> _OBJECTIVE_: Word for word, repeat the entries, minus the pictures.
··· RECORDS SHOWN ···
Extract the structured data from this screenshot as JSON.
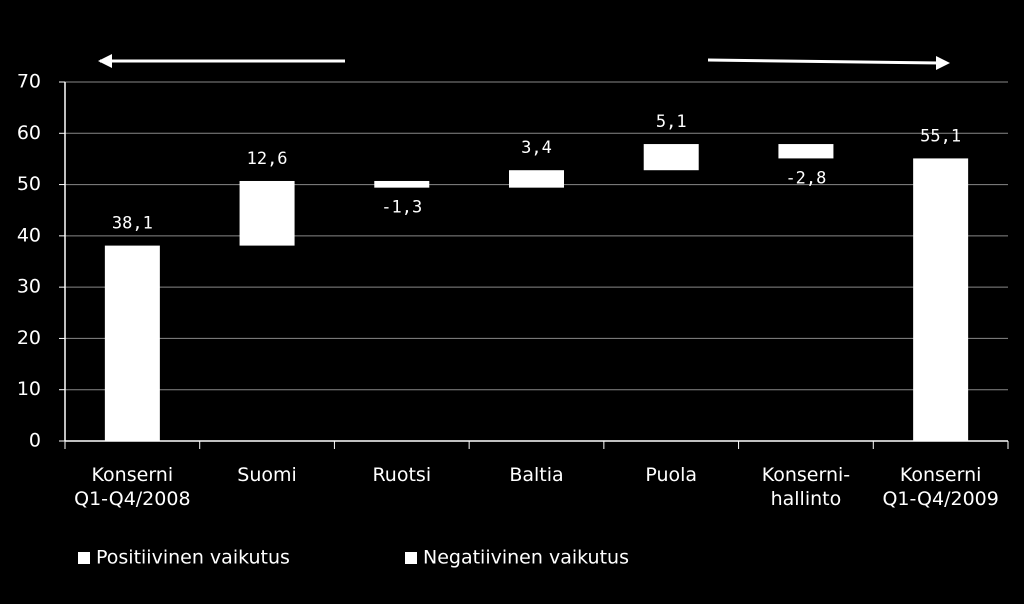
{
  "chart_data": {
    "type": "waterfall",
    "categories": [
      "Konserni\nQ1-Q4/2008",
      "Suomi",
      "Ruotsi",
      "Baltia",
      "Puola",
      "Konserni-\nhallinto",
      "Konserni\nQ1-Q4/2009"
    ],
    "values": [
      38.1,
      12.6,
      -1.3,
      3.4,
      5.1,
      -2.8,
      55.1
    ],
    "value_labels": [
      "38,1",
      "12,6",
      "-1,3",
      "3,4",
      "5,1",
      "-2,8",
      "55,1"
    ],
    "color": "#ffffff",
    "ylim": [
      0,
      70
    ],
    "yticks": [
      0,
      10,
      20,
      30,
      40,
      50,
      60,
      70
    ],
    "grid": true,
    "legend": [
      {
        "name": "Positiivinen vaikutus",
        "color": "#ffffff"
      },
      {
        "name": "Negatiivinen vaikutus",
        "color": "#ffffff"
      }
    ]
  }
}
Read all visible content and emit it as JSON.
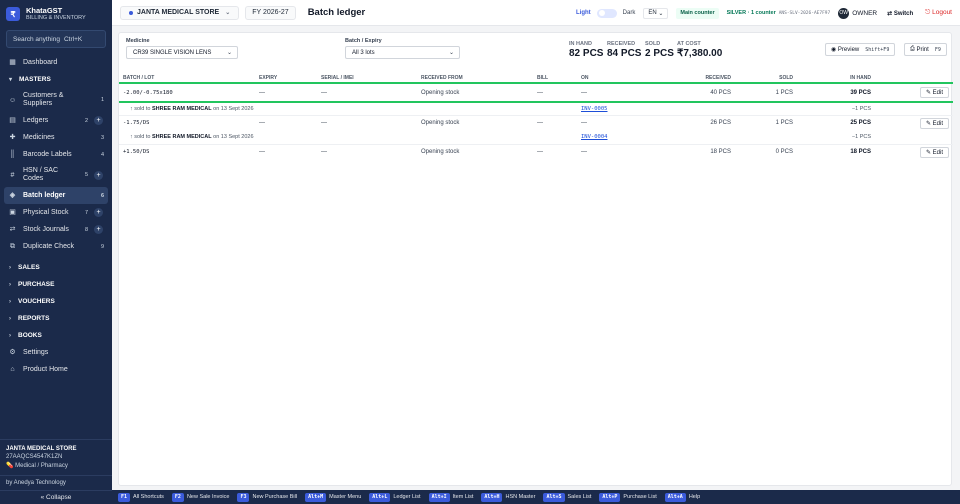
···
> _FINISHED EXERCISE_:
Extract the structured data from this screenshot as JSON.
{
  "chart_data": {
    "type": "waterfall",
    "categories": [
      "Konserni\nQ1-Q4/2008",
      "Suomi",
      "Ruotsi",
      "Baltia",
      "Puola",
      "Konserni-\nhallinto",
      "Konserni\nQ1-Q4/2009"
    ],
    "values": [
      38.1,
      12.6,
      -1.3,
      3.4,
      5.1,
      -2.8,
      55.1
    ],
    "value_labels": [
      "38,1",
      "12,6",
      "-1,3",
      "3,4",
      "5,1",
      "-2,8",
      "55,1"
    ],
    "color": "#ffffff",
    "ylim": [
      0,
      70
    ],
    "yticks": [
      0,
      10,
      20,
      30,
      40,
      50,
      60,
      70
    ],
    "grid": true,
    "legend": [
      {
        "name": "Positiivinen vaikutus",
        "color": "#ffffff"
      },
      {
        "name": "Negatiivinen vaikutus",
        "color": "#ffffff"
      }
    ]
  }
}
Read all visible content and emit it as JSON.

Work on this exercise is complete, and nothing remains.